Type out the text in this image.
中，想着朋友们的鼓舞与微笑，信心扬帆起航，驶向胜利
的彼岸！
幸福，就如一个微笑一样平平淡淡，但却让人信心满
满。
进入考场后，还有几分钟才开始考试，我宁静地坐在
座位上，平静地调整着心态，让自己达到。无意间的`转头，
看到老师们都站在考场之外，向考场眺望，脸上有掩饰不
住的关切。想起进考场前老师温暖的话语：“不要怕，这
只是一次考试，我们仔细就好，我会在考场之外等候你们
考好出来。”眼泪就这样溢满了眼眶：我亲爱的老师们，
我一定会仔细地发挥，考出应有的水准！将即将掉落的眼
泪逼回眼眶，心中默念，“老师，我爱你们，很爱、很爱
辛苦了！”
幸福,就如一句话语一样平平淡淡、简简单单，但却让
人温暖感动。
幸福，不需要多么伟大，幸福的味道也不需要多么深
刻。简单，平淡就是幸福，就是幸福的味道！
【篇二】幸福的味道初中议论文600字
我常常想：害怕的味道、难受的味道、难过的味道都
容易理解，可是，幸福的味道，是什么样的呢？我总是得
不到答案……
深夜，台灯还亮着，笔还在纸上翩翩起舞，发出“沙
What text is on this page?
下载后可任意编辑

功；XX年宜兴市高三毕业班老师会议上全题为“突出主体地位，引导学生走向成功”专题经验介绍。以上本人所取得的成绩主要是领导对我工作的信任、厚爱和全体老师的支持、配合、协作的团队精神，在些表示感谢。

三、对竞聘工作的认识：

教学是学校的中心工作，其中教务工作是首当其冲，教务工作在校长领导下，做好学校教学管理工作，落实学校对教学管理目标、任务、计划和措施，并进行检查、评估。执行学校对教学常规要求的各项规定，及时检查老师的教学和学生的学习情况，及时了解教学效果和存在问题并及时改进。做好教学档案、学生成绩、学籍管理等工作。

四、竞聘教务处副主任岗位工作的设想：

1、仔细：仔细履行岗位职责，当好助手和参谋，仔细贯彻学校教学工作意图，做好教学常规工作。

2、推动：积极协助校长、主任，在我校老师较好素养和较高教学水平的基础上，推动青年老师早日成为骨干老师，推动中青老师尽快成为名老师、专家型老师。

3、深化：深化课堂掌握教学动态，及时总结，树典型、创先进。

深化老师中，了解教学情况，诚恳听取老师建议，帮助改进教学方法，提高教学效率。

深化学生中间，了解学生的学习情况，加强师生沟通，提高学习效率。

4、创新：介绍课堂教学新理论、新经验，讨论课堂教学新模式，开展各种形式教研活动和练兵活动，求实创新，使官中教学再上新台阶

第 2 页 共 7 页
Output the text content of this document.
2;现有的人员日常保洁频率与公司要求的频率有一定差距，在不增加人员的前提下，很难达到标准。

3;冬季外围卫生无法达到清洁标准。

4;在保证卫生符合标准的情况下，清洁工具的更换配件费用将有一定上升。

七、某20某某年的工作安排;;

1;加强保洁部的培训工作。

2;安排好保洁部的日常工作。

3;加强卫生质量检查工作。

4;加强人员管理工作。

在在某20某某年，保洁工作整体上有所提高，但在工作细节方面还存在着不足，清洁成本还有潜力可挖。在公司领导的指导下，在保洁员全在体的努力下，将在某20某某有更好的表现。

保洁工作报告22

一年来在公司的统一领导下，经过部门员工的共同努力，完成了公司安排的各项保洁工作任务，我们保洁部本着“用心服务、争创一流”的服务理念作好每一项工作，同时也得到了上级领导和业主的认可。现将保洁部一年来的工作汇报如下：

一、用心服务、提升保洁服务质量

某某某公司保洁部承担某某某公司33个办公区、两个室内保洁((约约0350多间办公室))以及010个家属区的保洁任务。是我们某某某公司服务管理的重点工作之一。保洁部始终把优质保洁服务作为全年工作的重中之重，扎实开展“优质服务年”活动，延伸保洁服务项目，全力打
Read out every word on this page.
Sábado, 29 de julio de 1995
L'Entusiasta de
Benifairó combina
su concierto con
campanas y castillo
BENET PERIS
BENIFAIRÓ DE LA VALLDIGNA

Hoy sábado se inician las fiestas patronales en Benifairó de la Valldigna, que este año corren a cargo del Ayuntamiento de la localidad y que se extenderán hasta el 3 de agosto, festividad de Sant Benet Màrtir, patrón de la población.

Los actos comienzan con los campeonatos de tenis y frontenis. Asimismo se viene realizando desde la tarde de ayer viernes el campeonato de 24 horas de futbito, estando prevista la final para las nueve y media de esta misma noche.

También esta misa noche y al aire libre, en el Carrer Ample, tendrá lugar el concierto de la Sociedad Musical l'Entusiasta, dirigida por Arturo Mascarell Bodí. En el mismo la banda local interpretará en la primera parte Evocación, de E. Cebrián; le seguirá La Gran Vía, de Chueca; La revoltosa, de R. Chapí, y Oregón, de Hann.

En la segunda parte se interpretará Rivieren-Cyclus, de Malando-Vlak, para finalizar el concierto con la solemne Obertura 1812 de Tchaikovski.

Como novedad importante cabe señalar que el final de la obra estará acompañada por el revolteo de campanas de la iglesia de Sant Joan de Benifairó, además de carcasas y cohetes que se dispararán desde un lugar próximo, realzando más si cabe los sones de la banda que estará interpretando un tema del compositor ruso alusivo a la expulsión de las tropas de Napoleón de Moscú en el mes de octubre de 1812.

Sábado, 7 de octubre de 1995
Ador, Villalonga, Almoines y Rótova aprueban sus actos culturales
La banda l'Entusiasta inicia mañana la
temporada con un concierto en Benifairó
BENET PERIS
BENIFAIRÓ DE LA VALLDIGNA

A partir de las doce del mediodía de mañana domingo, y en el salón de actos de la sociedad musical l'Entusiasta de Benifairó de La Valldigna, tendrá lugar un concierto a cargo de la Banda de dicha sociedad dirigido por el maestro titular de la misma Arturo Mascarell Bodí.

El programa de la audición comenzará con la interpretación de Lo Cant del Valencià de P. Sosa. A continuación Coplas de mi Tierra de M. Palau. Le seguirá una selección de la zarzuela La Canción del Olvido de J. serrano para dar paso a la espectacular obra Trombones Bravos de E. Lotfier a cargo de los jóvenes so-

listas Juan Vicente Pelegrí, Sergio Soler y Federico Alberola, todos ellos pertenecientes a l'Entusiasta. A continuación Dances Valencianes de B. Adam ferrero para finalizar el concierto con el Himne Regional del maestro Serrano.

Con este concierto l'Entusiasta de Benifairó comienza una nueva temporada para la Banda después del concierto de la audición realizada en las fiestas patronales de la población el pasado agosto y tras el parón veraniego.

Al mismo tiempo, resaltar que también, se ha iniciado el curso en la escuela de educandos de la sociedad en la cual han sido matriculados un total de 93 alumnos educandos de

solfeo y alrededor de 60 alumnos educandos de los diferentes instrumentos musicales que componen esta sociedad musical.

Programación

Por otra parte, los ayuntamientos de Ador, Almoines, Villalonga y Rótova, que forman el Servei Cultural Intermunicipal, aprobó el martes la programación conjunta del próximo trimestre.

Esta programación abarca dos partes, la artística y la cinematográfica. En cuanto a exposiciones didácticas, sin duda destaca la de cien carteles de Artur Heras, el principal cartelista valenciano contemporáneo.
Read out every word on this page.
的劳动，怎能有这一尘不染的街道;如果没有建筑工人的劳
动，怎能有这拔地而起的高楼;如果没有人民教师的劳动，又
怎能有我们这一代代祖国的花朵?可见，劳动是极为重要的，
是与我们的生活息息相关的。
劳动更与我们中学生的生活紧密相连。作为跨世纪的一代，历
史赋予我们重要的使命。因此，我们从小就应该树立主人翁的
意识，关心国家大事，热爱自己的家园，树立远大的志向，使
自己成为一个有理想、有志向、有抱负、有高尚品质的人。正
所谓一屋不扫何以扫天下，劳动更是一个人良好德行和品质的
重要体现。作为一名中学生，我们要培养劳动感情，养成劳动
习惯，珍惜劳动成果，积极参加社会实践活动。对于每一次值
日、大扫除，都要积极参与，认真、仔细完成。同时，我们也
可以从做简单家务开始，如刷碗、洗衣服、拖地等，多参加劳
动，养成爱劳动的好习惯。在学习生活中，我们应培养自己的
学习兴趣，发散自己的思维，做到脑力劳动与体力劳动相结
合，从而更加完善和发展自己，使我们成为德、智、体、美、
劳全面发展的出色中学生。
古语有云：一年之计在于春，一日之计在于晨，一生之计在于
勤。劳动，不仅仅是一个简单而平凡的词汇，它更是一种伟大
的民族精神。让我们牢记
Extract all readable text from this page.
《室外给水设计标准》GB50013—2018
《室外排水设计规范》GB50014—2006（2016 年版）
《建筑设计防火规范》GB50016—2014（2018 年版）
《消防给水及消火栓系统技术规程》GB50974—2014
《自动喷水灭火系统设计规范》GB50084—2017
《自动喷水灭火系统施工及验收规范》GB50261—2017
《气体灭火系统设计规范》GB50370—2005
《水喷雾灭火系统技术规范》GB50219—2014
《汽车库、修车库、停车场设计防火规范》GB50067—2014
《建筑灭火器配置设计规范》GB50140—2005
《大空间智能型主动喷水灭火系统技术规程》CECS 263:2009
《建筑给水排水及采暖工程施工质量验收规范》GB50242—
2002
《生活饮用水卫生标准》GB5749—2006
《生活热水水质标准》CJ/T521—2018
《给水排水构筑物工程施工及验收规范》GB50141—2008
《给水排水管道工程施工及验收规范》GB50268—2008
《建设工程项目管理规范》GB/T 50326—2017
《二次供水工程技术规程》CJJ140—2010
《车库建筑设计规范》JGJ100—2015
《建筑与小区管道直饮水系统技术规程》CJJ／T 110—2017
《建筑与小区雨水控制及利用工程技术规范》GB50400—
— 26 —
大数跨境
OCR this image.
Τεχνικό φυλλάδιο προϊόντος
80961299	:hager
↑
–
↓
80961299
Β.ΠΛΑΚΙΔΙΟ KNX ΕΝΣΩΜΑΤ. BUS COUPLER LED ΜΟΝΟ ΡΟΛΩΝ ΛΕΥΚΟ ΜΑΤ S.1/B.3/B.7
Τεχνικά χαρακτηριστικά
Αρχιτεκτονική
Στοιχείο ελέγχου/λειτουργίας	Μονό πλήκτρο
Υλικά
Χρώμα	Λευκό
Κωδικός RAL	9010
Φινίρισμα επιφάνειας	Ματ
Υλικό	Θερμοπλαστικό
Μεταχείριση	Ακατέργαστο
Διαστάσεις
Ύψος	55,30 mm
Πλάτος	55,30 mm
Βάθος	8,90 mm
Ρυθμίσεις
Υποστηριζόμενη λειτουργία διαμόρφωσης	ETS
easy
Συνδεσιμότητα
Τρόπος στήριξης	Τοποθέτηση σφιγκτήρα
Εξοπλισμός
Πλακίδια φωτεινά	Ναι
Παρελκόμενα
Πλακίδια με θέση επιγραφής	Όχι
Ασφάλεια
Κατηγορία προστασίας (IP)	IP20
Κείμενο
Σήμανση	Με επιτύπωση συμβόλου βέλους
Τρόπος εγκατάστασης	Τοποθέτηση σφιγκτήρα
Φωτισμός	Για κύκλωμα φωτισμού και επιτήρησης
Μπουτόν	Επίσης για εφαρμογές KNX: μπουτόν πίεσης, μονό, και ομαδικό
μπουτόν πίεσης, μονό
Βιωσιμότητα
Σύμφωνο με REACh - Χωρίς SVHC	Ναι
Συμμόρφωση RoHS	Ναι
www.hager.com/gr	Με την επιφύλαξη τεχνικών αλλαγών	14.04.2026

○ ○ ○ ○ ○

__Job__: Whenever "Almoines" turns up in a line, pick that line out.

__Problem solution__:
Ador, Villalonga, Almoines y Rótova aprueban sus actos culturales
Por otra parte, los ayuntamientos de Ador, Almoines, Villalonga y Rótova, que forman el Servei Cultural Intermunicipal, aprobó el martes la programación conjunta del próximo trimestre.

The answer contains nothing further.